- **WHAT IS BEING ASKED**:
Extract and list every line that contains the word "Pipeline".

- **AVAILABLE DATA**:

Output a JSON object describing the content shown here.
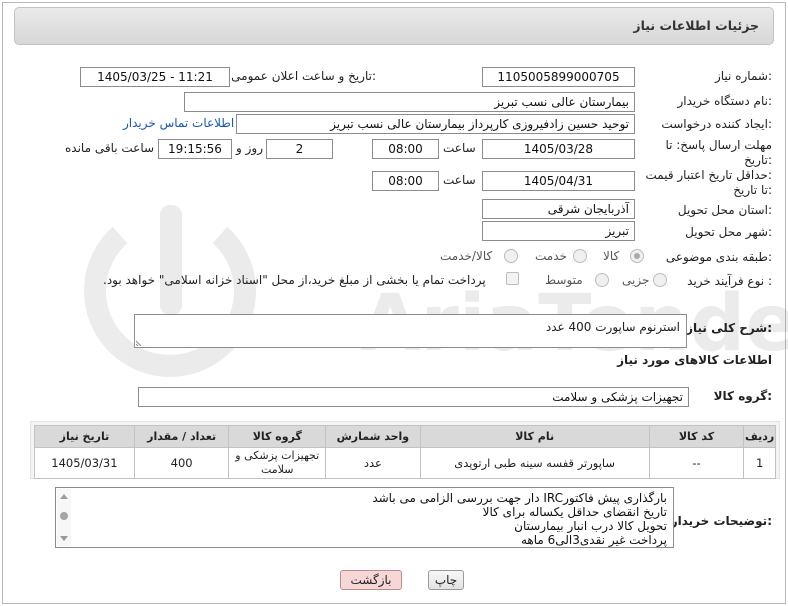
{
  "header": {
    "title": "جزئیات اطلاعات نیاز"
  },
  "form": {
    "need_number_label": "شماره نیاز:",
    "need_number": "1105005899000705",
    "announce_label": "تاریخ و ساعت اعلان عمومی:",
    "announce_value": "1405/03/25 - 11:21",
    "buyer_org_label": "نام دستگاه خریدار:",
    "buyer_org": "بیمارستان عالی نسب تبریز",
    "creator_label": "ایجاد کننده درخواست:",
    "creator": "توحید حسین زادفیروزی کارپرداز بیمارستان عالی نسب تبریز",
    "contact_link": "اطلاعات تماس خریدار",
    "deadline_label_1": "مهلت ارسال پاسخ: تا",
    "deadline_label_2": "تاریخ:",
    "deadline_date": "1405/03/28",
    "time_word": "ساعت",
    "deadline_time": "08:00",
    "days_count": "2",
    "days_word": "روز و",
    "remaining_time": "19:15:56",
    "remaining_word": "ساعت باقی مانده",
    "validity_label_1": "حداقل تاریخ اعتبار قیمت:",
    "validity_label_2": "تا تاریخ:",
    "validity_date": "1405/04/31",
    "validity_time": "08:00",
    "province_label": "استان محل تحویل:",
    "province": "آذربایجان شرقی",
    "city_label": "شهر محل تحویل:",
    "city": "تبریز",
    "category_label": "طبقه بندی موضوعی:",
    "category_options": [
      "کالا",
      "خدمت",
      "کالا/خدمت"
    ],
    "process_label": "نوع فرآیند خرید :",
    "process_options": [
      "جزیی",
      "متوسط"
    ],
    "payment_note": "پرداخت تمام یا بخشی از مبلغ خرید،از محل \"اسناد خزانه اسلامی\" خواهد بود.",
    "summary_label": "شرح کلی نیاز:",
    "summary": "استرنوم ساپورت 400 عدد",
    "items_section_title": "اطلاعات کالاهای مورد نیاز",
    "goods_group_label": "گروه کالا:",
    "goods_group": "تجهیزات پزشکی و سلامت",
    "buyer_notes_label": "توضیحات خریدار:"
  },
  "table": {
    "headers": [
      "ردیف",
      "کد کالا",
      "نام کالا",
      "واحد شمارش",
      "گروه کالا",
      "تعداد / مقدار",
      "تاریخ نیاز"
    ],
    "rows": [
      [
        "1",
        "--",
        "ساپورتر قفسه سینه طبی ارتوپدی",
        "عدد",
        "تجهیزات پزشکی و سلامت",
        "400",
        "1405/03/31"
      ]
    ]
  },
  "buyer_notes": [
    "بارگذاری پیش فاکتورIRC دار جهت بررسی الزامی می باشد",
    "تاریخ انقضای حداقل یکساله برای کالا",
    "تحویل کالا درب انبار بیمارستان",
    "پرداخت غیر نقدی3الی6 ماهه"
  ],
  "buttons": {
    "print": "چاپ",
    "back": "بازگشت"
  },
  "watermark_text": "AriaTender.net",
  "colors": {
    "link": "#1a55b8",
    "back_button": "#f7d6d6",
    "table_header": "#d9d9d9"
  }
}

--

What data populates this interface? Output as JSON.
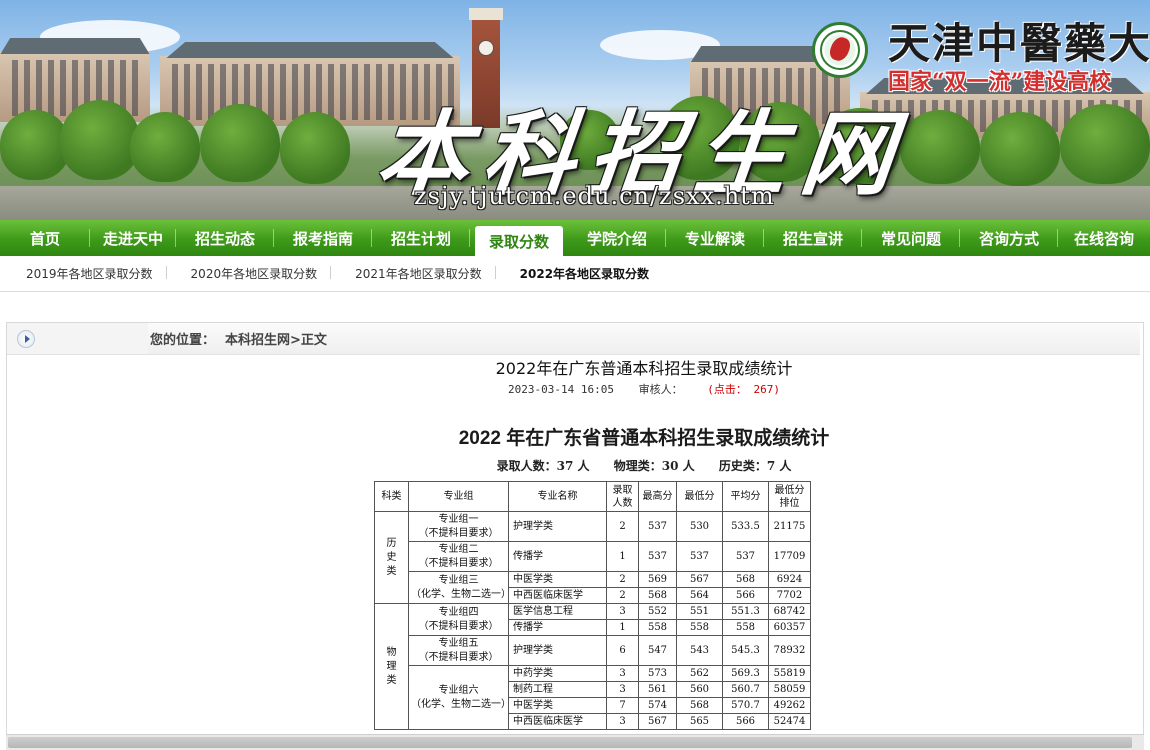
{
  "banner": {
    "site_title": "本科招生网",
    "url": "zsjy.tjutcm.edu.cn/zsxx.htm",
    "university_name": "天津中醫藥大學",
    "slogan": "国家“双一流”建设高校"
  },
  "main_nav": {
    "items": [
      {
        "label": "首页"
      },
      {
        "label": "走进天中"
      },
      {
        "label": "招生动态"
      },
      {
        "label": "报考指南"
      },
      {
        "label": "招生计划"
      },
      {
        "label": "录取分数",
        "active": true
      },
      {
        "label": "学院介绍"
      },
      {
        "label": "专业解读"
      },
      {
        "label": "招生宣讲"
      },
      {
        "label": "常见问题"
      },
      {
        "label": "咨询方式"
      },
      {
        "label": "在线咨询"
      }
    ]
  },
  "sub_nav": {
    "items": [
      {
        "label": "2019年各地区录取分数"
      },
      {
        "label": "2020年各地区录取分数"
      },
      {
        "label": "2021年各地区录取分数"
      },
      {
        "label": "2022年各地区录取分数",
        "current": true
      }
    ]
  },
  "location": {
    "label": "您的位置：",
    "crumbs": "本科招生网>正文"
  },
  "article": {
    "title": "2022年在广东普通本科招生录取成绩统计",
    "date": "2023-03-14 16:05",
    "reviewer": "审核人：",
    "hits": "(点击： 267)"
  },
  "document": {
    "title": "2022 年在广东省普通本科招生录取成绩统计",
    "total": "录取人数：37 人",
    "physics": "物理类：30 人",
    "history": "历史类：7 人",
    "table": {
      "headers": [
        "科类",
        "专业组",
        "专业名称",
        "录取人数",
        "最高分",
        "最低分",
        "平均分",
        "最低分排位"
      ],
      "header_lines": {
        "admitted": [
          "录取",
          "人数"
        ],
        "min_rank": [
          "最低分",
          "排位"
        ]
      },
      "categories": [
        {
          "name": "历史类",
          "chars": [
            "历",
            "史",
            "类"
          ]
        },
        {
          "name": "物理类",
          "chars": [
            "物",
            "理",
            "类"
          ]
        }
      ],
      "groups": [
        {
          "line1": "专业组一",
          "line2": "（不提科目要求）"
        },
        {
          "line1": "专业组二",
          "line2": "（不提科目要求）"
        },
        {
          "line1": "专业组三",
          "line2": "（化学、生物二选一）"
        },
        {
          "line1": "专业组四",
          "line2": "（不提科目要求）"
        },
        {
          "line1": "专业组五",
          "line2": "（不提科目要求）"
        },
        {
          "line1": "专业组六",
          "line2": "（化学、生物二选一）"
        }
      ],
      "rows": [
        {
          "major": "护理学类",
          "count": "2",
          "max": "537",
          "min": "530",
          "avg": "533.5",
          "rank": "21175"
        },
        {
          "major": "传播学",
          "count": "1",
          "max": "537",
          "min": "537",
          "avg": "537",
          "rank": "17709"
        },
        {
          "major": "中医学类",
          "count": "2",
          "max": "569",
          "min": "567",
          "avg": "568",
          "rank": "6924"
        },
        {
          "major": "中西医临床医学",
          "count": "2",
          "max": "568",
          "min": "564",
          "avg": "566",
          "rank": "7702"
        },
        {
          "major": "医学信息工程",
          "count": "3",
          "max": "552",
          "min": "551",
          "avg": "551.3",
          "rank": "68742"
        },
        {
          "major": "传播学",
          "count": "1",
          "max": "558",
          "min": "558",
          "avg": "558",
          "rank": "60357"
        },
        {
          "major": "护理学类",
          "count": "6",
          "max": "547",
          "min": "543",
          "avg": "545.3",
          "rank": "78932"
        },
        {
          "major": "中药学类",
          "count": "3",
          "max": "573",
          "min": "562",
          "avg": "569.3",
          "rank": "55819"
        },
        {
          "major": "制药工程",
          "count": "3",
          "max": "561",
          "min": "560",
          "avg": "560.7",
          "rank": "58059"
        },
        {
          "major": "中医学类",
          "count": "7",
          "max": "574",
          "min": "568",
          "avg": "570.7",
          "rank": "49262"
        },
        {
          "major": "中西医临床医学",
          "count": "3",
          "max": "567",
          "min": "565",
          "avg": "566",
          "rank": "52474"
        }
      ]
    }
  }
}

...

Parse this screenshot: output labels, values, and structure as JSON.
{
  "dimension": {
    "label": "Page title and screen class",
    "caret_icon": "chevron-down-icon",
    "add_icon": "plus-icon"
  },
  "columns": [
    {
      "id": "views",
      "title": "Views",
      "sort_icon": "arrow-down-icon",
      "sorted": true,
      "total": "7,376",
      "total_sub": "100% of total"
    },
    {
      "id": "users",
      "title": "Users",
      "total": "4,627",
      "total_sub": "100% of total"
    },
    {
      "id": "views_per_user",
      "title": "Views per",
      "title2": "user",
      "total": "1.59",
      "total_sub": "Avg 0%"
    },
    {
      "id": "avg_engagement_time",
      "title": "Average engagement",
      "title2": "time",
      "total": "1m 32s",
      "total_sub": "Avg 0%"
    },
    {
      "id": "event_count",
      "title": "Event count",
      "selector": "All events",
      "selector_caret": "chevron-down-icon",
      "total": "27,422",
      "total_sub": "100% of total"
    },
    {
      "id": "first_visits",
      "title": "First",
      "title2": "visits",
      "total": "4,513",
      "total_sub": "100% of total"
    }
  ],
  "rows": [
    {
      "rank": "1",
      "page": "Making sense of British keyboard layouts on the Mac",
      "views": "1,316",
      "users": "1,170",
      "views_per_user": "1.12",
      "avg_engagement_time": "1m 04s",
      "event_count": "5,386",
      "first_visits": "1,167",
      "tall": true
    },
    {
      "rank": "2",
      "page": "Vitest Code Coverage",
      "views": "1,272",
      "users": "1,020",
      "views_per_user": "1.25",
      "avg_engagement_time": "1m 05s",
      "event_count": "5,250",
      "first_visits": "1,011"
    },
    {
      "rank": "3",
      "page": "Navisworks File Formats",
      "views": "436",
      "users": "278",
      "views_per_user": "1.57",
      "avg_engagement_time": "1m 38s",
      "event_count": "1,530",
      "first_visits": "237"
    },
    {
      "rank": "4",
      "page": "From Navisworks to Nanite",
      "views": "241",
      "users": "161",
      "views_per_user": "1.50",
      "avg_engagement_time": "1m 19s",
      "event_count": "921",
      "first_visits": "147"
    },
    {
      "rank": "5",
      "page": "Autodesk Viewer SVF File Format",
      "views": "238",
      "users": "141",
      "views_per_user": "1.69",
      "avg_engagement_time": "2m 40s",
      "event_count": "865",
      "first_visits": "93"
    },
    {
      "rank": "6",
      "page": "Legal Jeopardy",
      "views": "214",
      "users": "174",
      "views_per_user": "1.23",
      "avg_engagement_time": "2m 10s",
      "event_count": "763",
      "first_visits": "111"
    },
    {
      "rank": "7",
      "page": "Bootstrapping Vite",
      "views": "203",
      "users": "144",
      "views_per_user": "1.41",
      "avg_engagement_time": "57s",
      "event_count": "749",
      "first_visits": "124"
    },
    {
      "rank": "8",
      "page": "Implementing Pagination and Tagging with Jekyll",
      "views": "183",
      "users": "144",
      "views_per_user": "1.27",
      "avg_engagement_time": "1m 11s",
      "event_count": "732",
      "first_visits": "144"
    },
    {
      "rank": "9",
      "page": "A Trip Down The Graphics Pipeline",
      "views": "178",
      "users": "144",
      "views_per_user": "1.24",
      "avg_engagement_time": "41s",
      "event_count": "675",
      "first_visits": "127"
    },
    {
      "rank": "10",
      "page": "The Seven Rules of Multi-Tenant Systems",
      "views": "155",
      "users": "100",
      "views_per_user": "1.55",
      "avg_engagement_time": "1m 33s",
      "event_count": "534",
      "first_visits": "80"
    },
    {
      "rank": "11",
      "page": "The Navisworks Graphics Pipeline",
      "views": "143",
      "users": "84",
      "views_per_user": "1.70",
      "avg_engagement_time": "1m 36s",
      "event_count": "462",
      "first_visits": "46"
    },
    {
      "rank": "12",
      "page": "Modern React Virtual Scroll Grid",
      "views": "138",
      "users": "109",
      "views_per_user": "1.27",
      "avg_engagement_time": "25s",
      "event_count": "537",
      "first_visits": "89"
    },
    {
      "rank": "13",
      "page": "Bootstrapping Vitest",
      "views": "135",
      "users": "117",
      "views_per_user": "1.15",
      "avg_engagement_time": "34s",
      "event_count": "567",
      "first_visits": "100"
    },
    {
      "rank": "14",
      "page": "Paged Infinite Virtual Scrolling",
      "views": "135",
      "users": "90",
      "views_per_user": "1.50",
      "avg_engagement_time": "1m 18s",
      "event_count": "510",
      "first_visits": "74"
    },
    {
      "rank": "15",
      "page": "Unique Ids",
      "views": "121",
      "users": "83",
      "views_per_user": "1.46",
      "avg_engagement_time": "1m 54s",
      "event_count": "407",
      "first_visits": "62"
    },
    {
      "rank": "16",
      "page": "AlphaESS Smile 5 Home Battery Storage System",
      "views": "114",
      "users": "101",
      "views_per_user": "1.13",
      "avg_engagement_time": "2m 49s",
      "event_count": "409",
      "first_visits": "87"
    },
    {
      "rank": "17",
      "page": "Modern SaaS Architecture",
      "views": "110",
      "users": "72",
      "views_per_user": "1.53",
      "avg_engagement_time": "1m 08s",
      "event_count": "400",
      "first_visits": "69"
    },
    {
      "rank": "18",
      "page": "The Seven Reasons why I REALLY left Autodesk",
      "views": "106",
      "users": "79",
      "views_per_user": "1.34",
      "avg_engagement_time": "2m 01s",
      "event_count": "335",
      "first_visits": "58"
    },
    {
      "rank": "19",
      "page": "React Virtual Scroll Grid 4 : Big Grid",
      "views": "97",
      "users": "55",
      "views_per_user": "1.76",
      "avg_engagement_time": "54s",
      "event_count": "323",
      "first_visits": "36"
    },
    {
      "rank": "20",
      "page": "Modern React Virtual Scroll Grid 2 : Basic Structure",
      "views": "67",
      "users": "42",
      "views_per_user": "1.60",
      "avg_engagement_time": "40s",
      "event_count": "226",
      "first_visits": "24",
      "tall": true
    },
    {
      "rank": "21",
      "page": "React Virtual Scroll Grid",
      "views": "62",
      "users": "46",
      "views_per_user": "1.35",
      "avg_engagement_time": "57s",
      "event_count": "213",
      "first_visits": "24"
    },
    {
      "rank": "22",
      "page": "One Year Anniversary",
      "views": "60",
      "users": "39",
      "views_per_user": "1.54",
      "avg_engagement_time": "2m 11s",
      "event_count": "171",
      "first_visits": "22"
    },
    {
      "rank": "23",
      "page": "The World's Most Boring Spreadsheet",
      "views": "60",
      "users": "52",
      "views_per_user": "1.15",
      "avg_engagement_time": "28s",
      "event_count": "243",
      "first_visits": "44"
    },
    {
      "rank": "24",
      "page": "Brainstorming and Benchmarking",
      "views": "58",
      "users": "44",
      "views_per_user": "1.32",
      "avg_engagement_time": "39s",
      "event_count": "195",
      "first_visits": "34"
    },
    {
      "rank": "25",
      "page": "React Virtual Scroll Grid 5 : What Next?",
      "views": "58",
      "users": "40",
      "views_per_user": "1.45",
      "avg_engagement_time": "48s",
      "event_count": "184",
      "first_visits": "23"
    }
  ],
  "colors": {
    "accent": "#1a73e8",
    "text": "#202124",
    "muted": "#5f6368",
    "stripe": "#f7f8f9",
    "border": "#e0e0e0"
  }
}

- **RESULT OF THE EXERCISE**:
      "page": "A Trip Down The Graphics Pipeline",
      "page": "The Navisworks Graphics Pipeline",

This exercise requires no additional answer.